--- Start PAGE EXCERPT ---

Dr. Baxter receives the Linneborn Prize 2019 as highly appreciated and recognized R&D scientist originally specialized and active in materials technology applied to clean fossil fuel (combustion, gasification and advanced turbine development), both at the Argonne National Laboratory in the USA and industry in the UK. Later, after joining Joint Research Center of the European Commission, his attention shifted to the application of advanced ceramics and heat protection systems in energy technologies, including key activities in the framework of European COST projects. During the 1990s he shifted attention to non-fossil fuels including biomass and waste and their conversion to energy. Part of this work involved setting up a large successful European waste incineration network of industry operators and researchers focused on energy efficiency and emissions reduction. Based on this broad experience and personal qualities from 2000 on, applied research evolved into supporting research for political policy in the EU. As a member of the European Bioenergy Industrial Initiative he did important work within the Strategic Energy Technologies (SET) Plan and closely supported tasks to implement new legislation, for example the renewables directive and directives related to waste. He was also a highly successful leader of the International Energy Agency Biogas Task 37, promoting sustainable biogas production from agricultural residues, energy crops and municipal waste, whilst recycling fertilizers and nutrients back to farmland. He supervised a number of post-graduate researchers and worked alongside visiting scientists, mainly from new member countries to the EU, aiming to build and extend research collaboration across the continent. Apart from these examples he made significant contributions to the organization and development of the scientific programme and the implementation of our EUBCE conferences, presenting overviews and summaries, as well as being involved in several other activities showing very effective leadership.
Award Ceremony: The Prize will be awarded at the Opening of this year’s European Biomass Conference, Lisbon, 27 May 2019.
The Linneborn Prize is awarded every year to an individual for outstanding merits in biomass.

--- End PAGE EXCERPT ---
--- Start LISTED ENTRIES ---

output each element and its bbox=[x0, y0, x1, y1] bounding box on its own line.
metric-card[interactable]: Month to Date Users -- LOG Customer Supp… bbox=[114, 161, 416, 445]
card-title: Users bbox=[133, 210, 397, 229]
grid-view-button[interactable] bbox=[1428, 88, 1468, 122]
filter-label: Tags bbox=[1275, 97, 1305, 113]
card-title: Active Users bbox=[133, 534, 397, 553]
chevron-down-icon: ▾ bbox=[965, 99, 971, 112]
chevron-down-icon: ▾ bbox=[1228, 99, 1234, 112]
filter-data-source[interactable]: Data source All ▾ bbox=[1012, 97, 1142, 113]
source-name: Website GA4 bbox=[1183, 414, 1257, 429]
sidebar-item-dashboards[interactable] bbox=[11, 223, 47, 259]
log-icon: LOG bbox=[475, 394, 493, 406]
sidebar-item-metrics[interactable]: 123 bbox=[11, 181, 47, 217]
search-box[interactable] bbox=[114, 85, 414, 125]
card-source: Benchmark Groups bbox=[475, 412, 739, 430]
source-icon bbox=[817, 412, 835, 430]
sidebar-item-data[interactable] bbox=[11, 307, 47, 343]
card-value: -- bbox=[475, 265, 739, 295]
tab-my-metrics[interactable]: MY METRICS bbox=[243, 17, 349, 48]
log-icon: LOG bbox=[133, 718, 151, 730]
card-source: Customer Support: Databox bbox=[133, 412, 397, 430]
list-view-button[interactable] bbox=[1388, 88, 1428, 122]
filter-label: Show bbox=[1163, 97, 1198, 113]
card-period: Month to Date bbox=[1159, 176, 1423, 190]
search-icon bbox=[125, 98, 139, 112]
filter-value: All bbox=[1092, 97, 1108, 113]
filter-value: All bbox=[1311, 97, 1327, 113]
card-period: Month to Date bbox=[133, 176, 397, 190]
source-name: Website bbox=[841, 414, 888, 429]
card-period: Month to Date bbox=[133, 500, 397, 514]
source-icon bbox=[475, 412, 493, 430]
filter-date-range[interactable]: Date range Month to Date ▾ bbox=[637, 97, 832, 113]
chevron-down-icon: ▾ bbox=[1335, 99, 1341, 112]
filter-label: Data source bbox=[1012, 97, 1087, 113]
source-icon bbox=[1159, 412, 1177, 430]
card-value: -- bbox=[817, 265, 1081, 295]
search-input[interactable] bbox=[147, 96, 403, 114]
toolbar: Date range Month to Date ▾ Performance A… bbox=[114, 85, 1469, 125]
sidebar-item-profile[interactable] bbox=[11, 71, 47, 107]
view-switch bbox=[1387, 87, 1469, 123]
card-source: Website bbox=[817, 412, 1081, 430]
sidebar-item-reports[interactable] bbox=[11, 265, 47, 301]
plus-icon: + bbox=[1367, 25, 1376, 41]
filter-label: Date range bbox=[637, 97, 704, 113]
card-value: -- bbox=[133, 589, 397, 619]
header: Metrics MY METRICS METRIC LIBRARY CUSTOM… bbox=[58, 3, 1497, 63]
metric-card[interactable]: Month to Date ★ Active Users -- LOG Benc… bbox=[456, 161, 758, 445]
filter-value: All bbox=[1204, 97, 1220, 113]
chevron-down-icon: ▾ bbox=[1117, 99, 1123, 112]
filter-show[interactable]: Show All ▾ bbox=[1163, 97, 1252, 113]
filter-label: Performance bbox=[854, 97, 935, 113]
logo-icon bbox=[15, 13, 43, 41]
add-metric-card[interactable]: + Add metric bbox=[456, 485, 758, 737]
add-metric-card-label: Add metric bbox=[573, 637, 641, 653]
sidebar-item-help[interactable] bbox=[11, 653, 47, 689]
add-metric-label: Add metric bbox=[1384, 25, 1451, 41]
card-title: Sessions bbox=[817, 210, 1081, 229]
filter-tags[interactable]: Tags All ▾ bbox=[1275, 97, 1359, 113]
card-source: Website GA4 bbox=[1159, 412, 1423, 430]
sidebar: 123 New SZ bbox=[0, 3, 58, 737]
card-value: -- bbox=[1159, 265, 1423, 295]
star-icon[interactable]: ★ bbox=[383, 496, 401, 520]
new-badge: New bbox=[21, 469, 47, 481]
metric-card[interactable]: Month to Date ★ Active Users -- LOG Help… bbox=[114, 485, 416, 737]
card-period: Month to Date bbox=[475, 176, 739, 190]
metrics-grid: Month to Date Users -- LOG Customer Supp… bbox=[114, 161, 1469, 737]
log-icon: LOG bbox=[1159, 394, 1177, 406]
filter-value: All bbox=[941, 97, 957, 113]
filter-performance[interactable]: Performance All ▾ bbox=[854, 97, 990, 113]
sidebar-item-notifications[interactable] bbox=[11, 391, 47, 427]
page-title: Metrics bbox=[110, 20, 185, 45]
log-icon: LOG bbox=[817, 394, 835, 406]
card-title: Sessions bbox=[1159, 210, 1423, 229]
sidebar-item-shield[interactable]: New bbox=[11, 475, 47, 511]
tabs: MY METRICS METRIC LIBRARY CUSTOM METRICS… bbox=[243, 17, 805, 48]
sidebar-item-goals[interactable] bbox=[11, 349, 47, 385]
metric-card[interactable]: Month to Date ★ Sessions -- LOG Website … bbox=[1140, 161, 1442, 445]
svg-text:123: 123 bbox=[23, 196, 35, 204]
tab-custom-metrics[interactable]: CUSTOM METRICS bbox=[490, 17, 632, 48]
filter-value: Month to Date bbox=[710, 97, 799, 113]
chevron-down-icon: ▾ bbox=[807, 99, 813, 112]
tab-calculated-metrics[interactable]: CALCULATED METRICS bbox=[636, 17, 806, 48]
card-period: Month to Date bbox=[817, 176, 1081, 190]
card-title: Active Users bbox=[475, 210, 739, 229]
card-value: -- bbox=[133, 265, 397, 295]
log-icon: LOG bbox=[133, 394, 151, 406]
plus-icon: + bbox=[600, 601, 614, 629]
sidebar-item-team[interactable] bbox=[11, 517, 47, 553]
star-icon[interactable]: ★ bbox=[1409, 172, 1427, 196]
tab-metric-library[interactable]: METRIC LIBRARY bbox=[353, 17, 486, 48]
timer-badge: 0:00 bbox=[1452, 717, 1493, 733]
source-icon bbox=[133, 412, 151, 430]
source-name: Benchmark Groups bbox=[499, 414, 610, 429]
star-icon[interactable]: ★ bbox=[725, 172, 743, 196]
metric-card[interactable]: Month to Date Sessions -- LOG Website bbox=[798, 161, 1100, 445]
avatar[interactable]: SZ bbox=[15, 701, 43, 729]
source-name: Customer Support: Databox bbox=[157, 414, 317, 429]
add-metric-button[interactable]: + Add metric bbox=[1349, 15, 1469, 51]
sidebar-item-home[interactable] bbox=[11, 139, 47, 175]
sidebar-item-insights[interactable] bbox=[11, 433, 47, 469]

--- End LISTED ENTRIES ---

**TO-DO LIST**
**a.** Reproduce word for word everything in the Linneborn Prize announcement from "Award Ceremony: The" down to "merits in biomass.".
**b.** According to the Linneborn Prize announcement, which International Energy Agency task did Dr. Baxter lead?

**RESPONSES PER TASK**
**a.**
Award Ceremony: The Prize will be awarded at the Opening of this year’s European Biomass Conference, Lisbon, 27 May 2019.
The Linneborn Prize is awarded every year to an individual for outstanding merits in biomass.

**b.** Biogas Task 37